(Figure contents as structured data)
********
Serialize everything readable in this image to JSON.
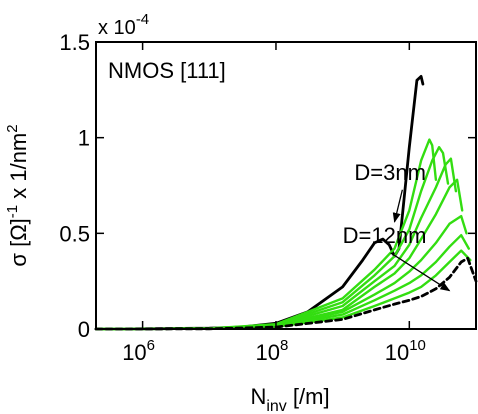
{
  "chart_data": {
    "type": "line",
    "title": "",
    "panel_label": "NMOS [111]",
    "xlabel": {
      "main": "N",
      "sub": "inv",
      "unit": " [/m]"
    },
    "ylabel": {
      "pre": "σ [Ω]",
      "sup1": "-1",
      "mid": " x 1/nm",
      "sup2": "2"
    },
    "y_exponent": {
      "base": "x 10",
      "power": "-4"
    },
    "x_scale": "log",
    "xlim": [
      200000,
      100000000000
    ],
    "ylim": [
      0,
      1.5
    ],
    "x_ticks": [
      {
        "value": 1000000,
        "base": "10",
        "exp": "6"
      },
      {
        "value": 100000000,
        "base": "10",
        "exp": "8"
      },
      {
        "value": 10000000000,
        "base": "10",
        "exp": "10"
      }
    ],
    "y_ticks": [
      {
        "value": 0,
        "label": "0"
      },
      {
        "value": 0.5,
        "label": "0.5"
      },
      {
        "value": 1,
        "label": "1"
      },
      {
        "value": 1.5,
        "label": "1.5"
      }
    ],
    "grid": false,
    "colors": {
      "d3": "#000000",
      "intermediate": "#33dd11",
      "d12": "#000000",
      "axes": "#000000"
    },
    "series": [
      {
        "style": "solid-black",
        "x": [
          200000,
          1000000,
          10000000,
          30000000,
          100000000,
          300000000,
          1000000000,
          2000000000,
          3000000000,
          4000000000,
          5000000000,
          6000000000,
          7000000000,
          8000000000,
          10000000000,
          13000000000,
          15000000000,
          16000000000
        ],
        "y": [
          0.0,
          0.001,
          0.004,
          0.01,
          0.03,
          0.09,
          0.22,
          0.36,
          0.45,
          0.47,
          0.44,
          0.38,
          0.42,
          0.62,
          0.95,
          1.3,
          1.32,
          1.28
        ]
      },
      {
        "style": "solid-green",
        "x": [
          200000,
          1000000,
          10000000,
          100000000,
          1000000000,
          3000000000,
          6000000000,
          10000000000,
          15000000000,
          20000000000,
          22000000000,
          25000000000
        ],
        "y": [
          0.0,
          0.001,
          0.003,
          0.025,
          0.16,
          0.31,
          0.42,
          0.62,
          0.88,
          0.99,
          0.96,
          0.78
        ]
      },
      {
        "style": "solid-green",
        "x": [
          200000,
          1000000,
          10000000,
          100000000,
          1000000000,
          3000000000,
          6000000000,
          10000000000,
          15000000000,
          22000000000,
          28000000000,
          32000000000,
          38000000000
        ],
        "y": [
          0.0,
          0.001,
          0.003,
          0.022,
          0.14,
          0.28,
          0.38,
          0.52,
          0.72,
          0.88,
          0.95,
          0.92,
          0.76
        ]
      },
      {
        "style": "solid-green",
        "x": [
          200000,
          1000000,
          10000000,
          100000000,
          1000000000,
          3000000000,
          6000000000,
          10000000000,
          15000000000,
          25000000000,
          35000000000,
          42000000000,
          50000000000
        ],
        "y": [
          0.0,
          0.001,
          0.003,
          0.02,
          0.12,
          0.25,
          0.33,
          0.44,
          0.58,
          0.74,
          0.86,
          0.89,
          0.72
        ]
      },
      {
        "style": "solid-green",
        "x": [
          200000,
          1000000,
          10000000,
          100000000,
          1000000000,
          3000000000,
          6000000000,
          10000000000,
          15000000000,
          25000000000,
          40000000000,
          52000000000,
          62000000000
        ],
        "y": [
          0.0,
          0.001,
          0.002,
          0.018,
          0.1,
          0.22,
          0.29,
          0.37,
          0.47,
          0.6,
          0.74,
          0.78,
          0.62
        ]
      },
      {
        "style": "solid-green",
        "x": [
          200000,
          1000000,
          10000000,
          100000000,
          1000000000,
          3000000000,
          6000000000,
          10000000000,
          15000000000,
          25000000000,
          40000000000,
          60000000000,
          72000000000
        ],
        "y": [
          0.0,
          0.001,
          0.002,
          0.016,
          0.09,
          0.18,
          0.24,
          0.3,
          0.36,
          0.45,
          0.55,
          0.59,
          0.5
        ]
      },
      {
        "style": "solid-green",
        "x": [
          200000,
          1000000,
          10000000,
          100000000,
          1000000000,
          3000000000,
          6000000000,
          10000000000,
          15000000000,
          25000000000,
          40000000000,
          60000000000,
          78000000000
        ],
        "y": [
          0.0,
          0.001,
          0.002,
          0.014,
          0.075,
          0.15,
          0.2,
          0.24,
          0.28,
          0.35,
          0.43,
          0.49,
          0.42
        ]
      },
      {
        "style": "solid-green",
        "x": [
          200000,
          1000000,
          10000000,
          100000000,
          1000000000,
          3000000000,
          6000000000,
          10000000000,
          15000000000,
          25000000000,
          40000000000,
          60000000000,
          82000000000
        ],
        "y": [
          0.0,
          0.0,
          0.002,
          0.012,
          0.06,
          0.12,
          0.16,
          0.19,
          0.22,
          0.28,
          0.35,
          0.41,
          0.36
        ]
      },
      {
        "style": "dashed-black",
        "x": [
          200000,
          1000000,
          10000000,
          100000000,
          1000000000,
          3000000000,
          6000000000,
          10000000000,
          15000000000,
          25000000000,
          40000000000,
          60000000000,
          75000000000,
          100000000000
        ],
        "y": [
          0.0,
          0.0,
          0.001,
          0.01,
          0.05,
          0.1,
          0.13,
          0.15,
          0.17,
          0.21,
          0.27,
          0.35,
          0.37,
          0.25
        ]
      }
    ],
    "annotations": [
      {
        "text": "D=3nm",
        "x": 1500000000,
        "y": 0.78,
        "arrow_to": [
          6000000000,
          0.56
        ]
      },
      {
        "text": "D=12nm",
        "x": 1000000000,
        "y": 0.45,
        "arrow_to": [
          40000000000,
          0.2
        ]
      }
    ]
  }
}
********
Transcribe the material as is, with images omitted.

Serialize everything readable in this image to JSON.
{
  "chart_data": {
    "type": "line",
    "title": "",
    "panel_label": "NMOS [111]",
    "xlabel": {
      "main": "N",
      "sub": "inv",
      "unit": " [/m]"
    },
    "ylabel": {
      "pre": "σ [Ω]",
      "sup1": "-1",
      "mid": " x 1/nm",
      "sup2": "2"
    },
    "y_exponent": {
      "base": "x 10",
      "power": "-4"
    },
    "x_scale": "log",
    "xlim": [
      200000,
      100000000000
    ],
    "ylim": [
      0,
      1.5
    ],
    "x_ticks": [
      {
        "value": 1000000,
        "base": "10",
        "exp": "6"
      },
      {
        "value": 100000000,
        "base": "10",
        "exp": "8"
      },
      {
        "value": 10000000000,
        "base": "10",
        "exp": "10"
      }
    ],
    "y_ticks": [
      {
        "value": 0,
        "label": "0"
      },
      {
        "value": 0.5,
        "label": "0.5"
      },
      {
        "value": 1,
        "label": "1"
      },
      {
        "value": 1.5,
        "label": "1.5"
      }
    ],
    "grid": false,
    "colors": {
      "d3": "#000000",
      "intermediate": "#33dd11",
      "d12": "#000000",
      "axes": "#000000"
    },
    "series": [
      {
        "style": "solid-black",
        "x": [
          200000,
          1000000,
          10000000,
          30000000,
          100000000,
          300000000,
          1000000000,
          2000000000,
          3000000000,
          4000000000,
          5000000000,
          6000000000,
          7000000000,
          8000000000,
          10000000000,
          13000000000,
          15000000000,
          16000000000
        ],
        "y": [
          0.0,
          0.001,
          0.004,
          0.01,
          0.03,
          0.09,
          0.22,
          0.36,
          0.45,
          0.47,
          0.44,
          0.38,
          0.42,
          0.62,
          0.95,
          1.3,
          1.32,
          1.28
        ]
      },
      {
        "style": "solid-green",
        "x": [
          200000,
          1000000,
          10000000,
          100000000,
          1000000000,
          3000000000,
          6000000000,
          10000000000,
          15000000000,
          20000000000,
          22000000000,
          25000000000
        ],
        "y": [
          0.0,
          0.001,
          0.003,
          0.025,
          0.16,
          0.31,
          0.42,
          0.62,
          0.88,
          0.99,
          0.96,
          0.78
        ]
      },
      {
        "style": "solid-green",
        "x": [
          200000,
          1000000,
          10000000,
          100000000,
          1000000000,
          3000000000,
          6000000000,
          10000000000,
          15000000000,
          22000000000,
          28000000000,
          32000000000,
          38000000000
        ],
        "y": [
          0.0,
          0.001,
          0.003,
          0.022,
          0.14,
          0.28,
          0.38,
          0.52,
          0.72,
          0.88,
          0.95,
          0.92,
          0.76
        ]
      },
      {
        "style": "solid-green",
        "x": [
          200000,
          1000000,
          10000000,
          100000000,
          1000000000,
          3000000000,
          6000000000,
          10000000000,
          15000000000,
          25000000000,
          35000000000,
          42000000000,
          50000000000
        ],
        "y": [
          0.0,
          0.001,
          0.003,
          0.02,
          0.12,
          0.25,
          0.33,
          0.44,
          0.58,
          0.74,
          0.86,
          0.89,
          0.72
        ]
      },
      {
        "style": "solid-green",
        "x": [
          200000,
          1000000,
          10000000,
          100000000,
          1000000000,
          3000000000,
          6000000000,
          10000000000,
          15000000000,
          25000000000,
          40000000000,
          52000000000,
          62000000000
        ],
        "y": [
          0.0,
          0.001,
          0.002,
          0.018,
          0.1,
          0.22,
          0.29,
          0.37,
          0.47,
          0.6,
          0.74,
          0.78,
          0.62
        ]
      },
      {
        "style": "solid-green",
        "x": [
          200000,
          1000000,
          10000000,
          100000000,
          1000000000,
          3000000000,
          6000000000,
          10000000000,
          15000000000,
          25000000000,
          40000000000,
          60000000000,
          72000000000
        ],
        "y": [
          0.0,
          0.001,
          0.002,
          0.016,
          0.09,
          0.18,
          0.24,
          0.3,
          0.36,
          0.45,
          0.55,
          0.59,
          0.5
        ]
      },
      {
        "style": "solid-green",
        "x": [
          200000,
          1000000,
          10000000,
          100000000,
          1000000000,
          3000000000,
          6000000000,
          10000000000,
          15000000000,
          25000000000,
          40000000000,
          60000000000,
          78000000000
        ],
        "y": [
          0.0,
          0.001,
          0.002,
          0.014,
          0.075,
          0.15,
          0.2,
          0.24,
          0.28,
          0.35,
          0.43,
          0.49,
          0.42
        ]
      },
      {
        "style": "solid-green",
        "x": [
          200000,
          1000000,
          10000000,
          100000000,
          1000000000,
          3000000000,
          6000000000,
          10000000000,
          15000000000,
          25000000000,
          40000000000,
          60000000000,
          82000000000
        ],
        "y": [
          0.0,
          0.0,
          0.002,
          0.012,
          0.06,
          0.12,
          0.16,
          0.19,
          0.22,
          0.28,
          0.35,
          0.41,
          0.36
        ]
      },
      {
        "style": "dashed-black",
        "x": [
          200000,
          1000000,
          10000000,
          100000000,
          1000000000,
          3000000000,
          6000000000,
          10000000000,
          15000000000,
          25000000000,
          40000000000,
          60000000000,
          75000000000,
          100000000000
        ],
        "y": [
          0.0,
          0.0,
          0.001,
          0.01,
          0.05,
          0.1,
          0.13,
          0.15,
          0.17,
          0.21,
          0.27,
          0.35,
          0.37,
          0.25
        ]
      }
    ],
    "annotations": [
      {
        "text": "D=3nm",
        "x": 1500000000,
        "y": 0.78,
        "arrow_to": [
          6000000000,
          0.56
        ]
      },
      {
        "text": "D=12nm",
        "x": 1000000000,
        "y": 0.45,
        "arrow_to": [
          40000000000,
          0.2
        ]
      }
    ]
  }
}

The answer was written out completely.